▶ **JOB**
Output the data word for word, dropping every image.

▶ **RECORDED DATA**
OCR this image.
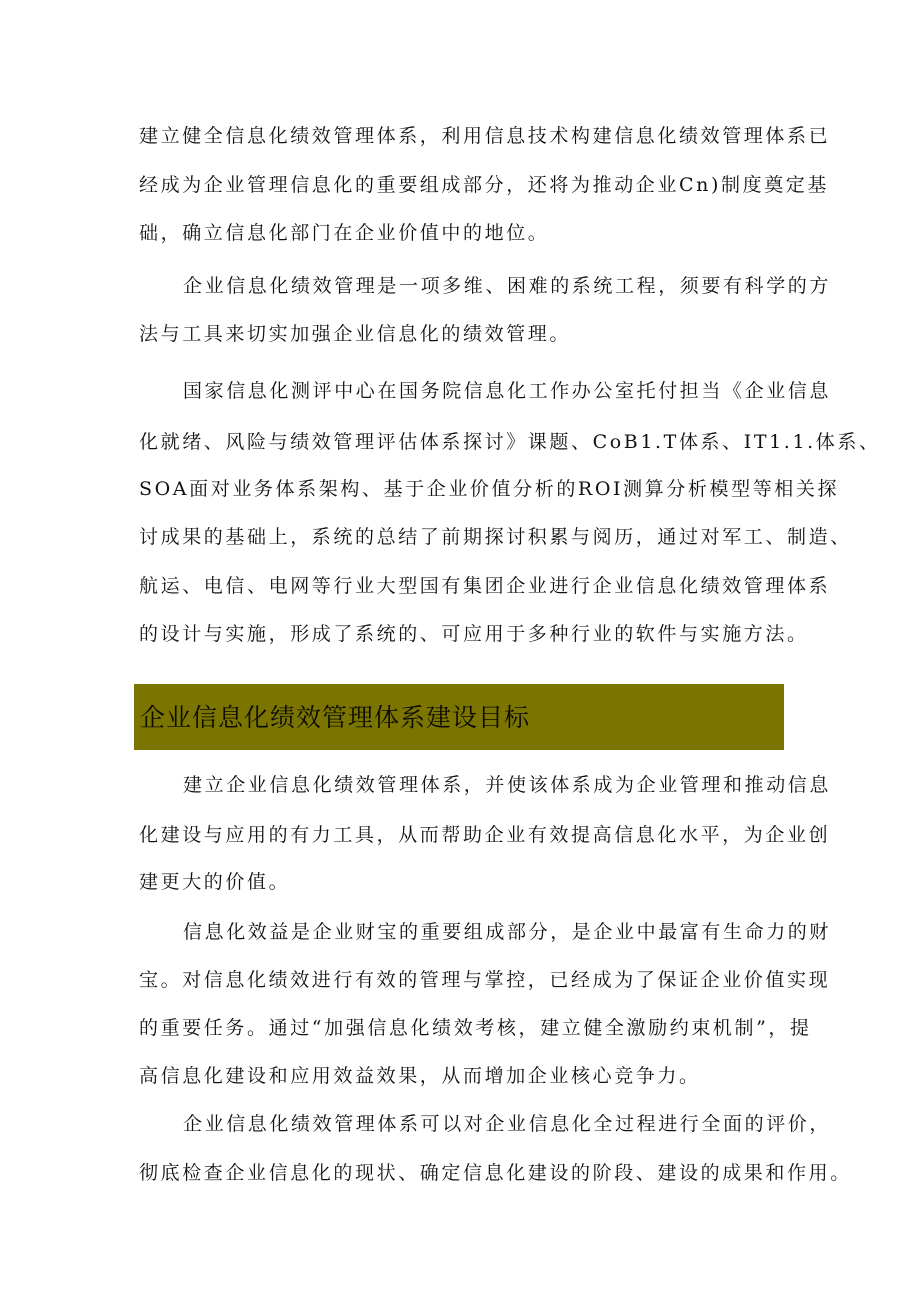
建立健全信息化绩效管理体系，利用信息技术构建信息化绩效管理体系已
经成为企业管理信息化的重要组成部分，还将为推动企业Cn)制度奠定基
础，确立信息化部门在企业价值中的地位。
企业信息化绩效管理是一项多维、困难的系统工程，须要有科学的方
法与工具来切实加强企业信息化的绩效管理。
国家信息化测评中心在国务院信息化工作办公室托付担当《企业信息
化就绪、风险与绩效管理评估体系探讨》课题、CoB1.T体系、IT1.1.体系、
SOA面对业务体系架构、基于企业价值分析的ROI测算分析模型等相关探
讨成果的基础上，系统的总结了前期探讨积累与阅历，通过对军工、制造、
航运、电信、电网等行业大型国有集团企业进行企业信息化绩效管理体系
的设计与实施，形成了系统的、可应用于多种行业的软件与实施方法。
企业信息化绩效管理体系建设目标
建立企业信息化绩效管理体系，并使该体系成为企业管理和推动信息
化建设与应用的有力工具，从而帮助企业有效提高信息化水平，为企业创
建更大的价值。
信息化效益是企业财宝的重要组成部分，是企业中最富有生命力的财
宝。对信息化绩效进行有效的管理与掌控，已经成为了保证企业价值实现
的重要任务。通过“加强信息化绩效考核，建立健全激励约束机制”，提
高信息化建设和应用效益效果，从而增加企业核心竞争力。
企业信息化绩效管理体系可以对企业信息化全过程进行全面的评价，
彻底检查企业信息化的现状、确定信息化建设的阶段、建设的成果和作用。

▶ **ANSWER**
OCR this image.
建立健全信息化绩效管理体系，利用信息技术构建信息化绩效管理体系已
经成为企业管理信息化的重要组成部分，还将为推动企业Cn)制度奠定基
础，确立信息化部门在企业价值中的地位。
企业信息化绩效管理是一项多维、困难的系统工程，须要有科学的方
法与工具来切实加强企业信息化的绩效管理。
国家信息化测评中心在国务院信息化工作办公室托付担当《企业信息
化就绪、风险与绩效管理评估体系探讨》课题、CoB1.T体系、IT1.1.体系、
SOA面对业务体系架构、基于企业价值分析的ROI测算分析模型等相关探
讨成果的基础上，系统的总结了前期探讨积累与阅历，通过对军工、制造、
航运、电信、电网等行业大型国有集团企业进行企业信息化绩效管理体系
的设计与实施，形成了系统的、可应用于多种行业的软件与实施方法。
企业信息化绩效管理体系建设目标
建立企业信息化绩效管理体系，并使该体系成为企业管理和推动信息
化建设与应用的有力工具，从而帮助企业有效提高信息化水平，为企业创
建更大的价值。
信息化效益是企业财宝的重要组成部分，是企业中最富有生命力的财
宝。对信息化绩效进行有效的管理与掌控，已经成为了保证企业价值实现
的重要任务。通过“加强信息化绩效考核，建立健全激励约束机制”，提
高信息化建设和应用效益效果，从而增加企业核心竞争力。
企业信息化绩效管理体系可以对企业信息化全过程进行全面的评价，
彻底检查企业信息化的现状、确定信息化建设的阶段、建设的成果和作用。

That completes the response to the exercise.